• _Written problem_: Only a number is wanted: how many lines in these records contain the word "bottom"?

[Items from a data source]
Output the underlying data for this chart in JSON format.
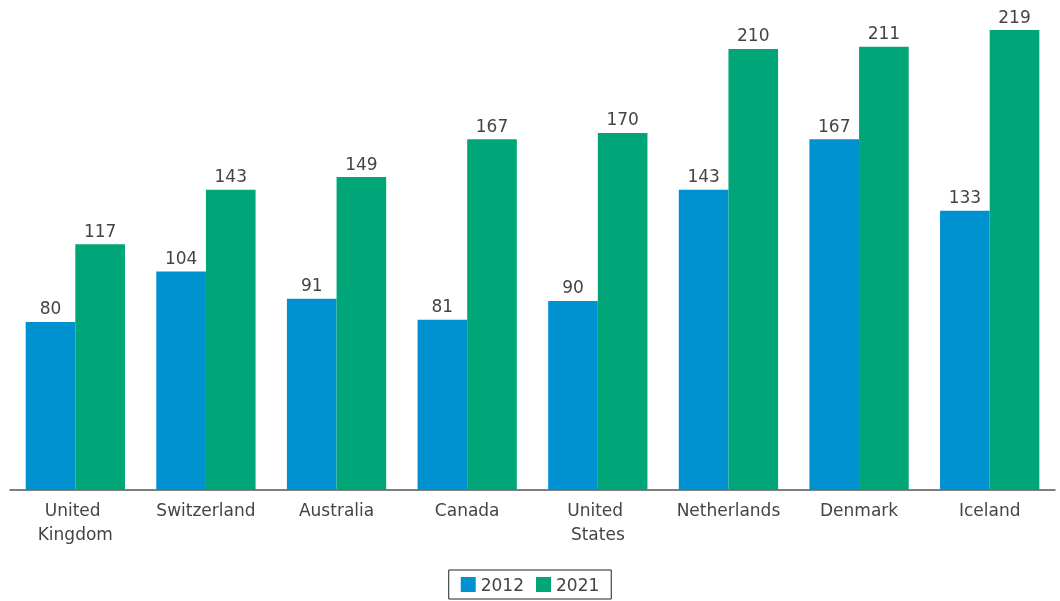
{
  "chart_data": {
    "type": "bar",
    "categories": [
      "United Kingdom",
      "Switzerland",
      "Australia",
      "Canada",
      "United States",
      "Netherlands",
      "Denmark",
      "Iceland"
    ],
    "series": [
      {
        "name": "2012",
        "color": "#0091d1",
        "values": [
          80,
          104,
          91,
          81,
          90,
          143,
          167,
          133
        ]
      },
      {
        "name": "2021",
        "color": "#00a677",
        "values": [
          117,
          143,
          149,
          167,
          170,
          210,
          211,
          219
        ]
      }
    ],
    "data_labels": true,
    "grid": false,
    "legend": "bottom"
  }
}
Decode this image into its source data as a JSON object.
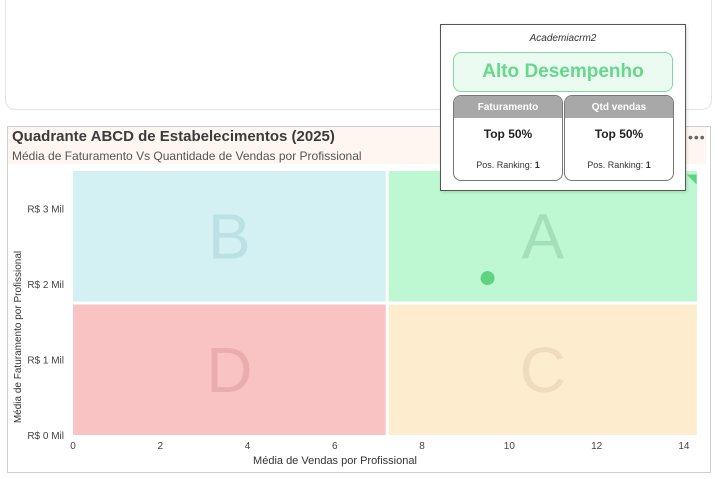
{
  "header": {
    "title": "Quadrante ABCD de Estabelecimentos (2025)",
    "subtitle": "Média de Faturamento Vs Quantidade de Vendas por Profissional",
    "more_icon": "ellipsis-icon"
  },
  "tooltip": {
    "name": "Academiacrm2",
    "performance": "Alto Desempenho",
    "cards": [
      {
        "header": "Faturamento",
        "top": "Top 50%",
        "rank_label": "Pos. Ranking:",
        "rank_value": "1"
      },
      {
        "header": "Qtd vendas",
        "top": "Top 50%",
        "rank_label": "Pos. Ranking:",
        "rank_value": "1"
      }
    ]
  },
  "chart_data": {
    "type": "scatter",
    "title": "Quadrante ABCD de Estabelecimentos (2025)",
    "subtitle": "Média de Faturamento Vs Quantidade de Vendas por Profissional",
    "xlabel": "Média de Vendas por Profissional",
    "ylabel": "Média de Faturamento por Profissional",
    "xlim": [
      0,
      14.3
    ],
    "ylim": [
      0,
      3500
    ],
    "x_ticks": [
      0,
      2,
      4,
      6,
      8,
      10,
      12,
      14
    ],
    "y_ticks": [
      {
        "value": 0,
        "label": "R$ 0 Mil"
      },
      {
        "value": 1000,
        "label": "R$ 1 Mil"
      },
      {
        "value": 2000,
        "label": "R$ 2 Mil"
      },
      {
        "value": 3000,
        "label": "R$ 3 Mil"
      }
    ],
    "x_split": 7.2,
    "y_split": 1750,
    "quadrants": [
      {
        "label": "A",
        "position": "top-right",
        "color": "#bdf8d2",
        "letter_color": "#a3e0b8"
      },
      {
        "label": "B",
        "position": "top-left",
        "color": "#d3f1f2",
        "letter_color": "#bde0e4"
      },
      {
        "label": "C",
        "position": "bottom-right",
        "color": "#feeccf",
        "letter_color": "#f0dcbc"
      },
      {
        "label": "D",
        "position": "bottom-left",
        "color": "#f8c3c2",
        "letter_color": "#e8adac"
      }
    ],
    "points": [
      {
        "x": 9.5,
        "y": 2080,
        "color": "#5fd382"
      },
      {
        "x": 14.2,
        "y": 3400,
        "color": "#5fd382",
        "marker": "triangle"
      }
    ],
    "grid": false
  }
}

==

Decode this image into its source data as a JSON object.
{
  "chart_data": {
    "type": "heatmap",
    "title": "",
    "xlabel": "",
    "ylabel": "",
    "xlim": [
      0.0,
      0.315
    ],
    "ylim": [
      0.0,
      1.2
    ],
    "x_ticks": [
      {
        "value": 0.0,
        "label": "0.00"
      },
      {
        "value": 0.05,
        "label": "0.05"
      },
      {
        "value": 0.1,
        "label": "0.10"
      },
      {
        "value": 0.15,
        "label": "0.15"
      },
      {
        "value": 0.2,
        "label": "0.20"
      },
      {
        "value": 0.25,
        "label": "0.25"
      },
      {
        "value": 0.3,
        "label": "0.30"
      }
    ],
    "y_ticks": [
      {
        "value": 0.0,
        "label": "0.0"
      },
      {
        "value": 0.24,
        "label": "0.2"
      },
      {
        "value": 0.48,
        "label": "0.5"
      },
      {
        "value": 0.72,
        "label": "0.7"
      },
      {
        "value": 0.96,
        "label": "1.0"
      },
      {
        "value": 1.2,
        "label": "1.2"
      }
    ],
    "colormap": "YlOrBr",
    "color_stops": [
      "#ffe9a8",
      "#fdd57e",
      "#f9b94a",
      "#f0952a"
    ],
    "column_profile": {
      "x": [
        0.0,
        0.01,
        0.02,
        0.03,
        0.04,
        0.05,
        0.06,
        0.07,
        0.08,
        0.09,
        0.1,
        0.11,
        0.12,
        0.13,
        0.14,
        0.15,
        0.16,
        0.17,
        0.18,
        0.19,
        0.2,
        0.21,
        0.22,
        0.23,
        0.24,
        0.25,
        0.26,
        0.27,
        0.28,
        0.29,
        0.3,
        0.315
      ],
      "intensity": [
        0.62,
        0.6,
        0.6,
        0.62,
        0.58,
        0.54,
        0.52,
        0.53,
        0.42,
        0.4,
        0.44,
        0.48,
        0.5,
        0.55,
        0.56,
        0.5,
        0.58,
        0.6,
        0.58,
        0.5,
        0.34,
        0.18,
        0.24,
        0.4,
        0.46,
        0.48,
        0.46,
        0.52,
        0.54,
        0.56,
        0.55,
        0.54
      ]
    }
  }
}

• _Exercise response_: 3